NINETEEN-TWENTY-THREE.

THE ULTIMATE GAGE COMEDY.

The nineteen-twenty-three silent picture, SAFETY LAST! has become a classic in not only silent picture history, but motion picture history altogether. "AS A PIECE OF COMIC ARCHITECTURE, IT'S IMPECCABLE," said that of Orson Welles. It's HAROLD LLOYD'S best-known masterpiece. He's known as "The Third Genius", after Charlie Chaplin and Buster Keaton, though he is seldom mentioned in the same breath as the other two. It is a simple guess that this is because he was not what you would call a comedian, not like Chaplin or Keaton for that matter. Hal Roach, the producer on the film said best, "Harold Lloyd worked for me because he could play a comedian. He was not a comedian. He was the best actor I ever saw being a comedian, no one worked harder than he did." Though this is without a doubt true, he is not well known as one of the great comedians, SAFETY LAST! his fourth film, stands the test of time, as one of the great comedies ever produced. 


SAFETY LAST! WAS HIS FORTH FILM AND THE MOST COMPLEX, WITH ANGELS AND ILLUSIONS AND THRILLING STUNTS. HE CAME UP WITH THE IDEA AFTER SEEING A SO-CALLED "HUMAN FLY" CLIMB THE SIDE OF A TALL BUILDING, WHICH WAS A TYPICAL SPECTACLE IN THE STUNT-CRAZED AMERICA OF THE TWENTIES.

I.

The film is simple but clever. It begins with the theme of work and death, as The Boy is in what appears to be behind bars, awaiting his execution. The first visual gag enters into the scene, by showing The Boy walking towards a noose, fated for death until it is revealed to be a train station pickup hoop, of the small-town train station. He is being shipped off to the big city for work. He then bids farewell to his sweetheart, played by MILDRED DAVIS, Lloyd's actual wife, and is then steamed away into the heart of California's metropolitan, where he then goes to work on the first floor of a towering department store. The fictional Bolton Building, a central figure in this film, almost a main character itself. 

The Boy promises to send for her when he starts to make a good living, a promise he means to keep. Though this financial dream is far from his reality, as the letters he writes to her aren't able to keep pace with his fantasizes of riches. The first half of the film shows this in some of the most memorable sequences in workplace hell, one of which shows him being whisked away during his ten-minute break and trying to get back in time. All of this is more like a prelude into the rest of the film.

━━━━

SET TASK: Reproduce the passage of the Safety Last! essay above word for word, starting at "The film is" and ending at "main character itself.".

GIVEN INFORMATION:
━━━━

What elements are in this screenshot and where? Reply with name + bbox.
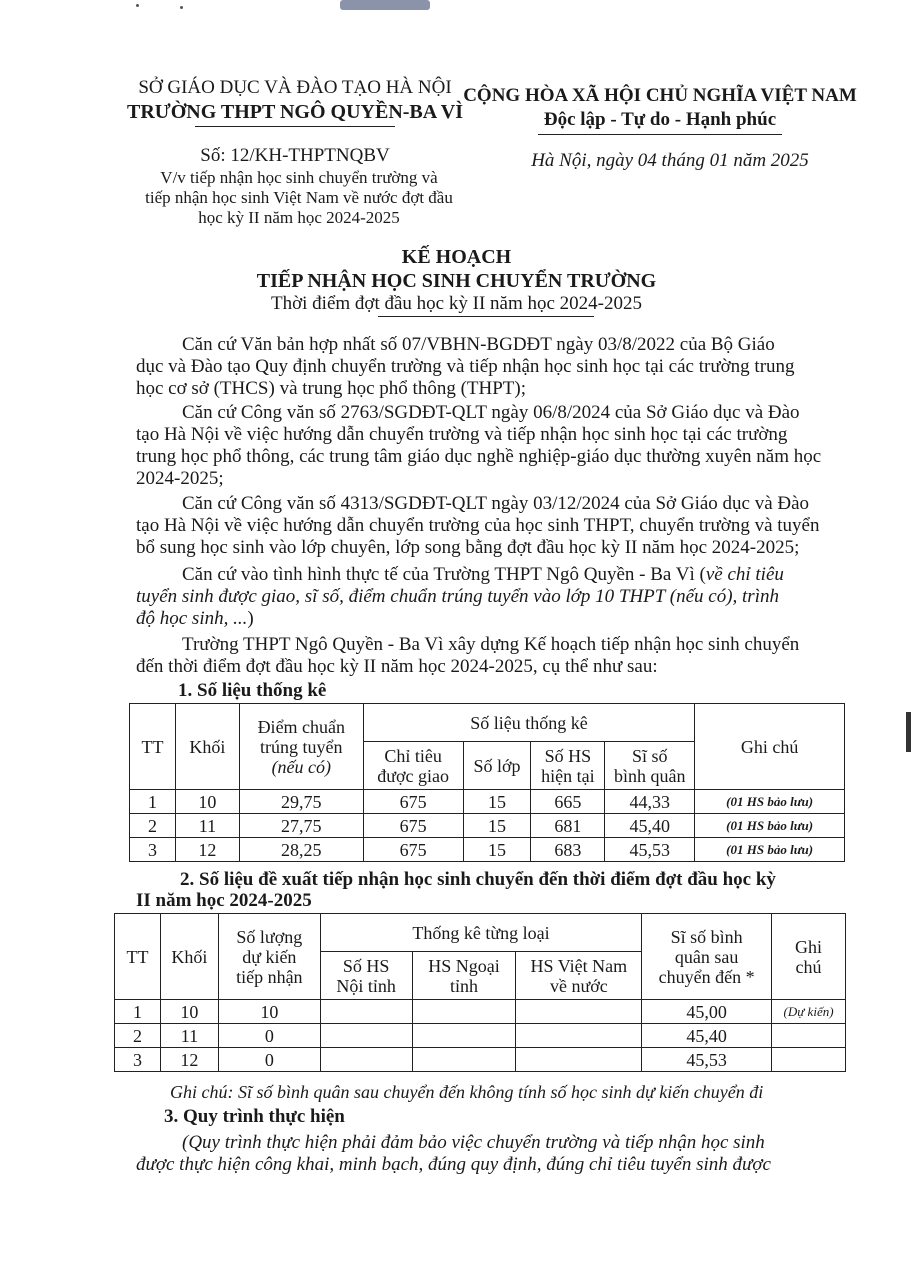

━━━━

EXPECTED OUTPUT:
The film is simple but clever. It begins with the theme of work and death, as The Boy is in what appears to be behind bars, awaiting his execution. The first visual gag enters into the scene, by showing The Boy walking towards a noose, fated for death until it is revealed to be a train station pickup hoop, of the small-town train station. He is being shipped off to the big city for work. He then bids farewell to his sweetheart, played by MILDRED DAVIS, Lloyd's actual wife, and is then steamed away into the heart of California's metropolitan, where he then goes to work on the first floor of a towering department store. The fictional Bolton Building, a central figure in this film, almost a main character itself.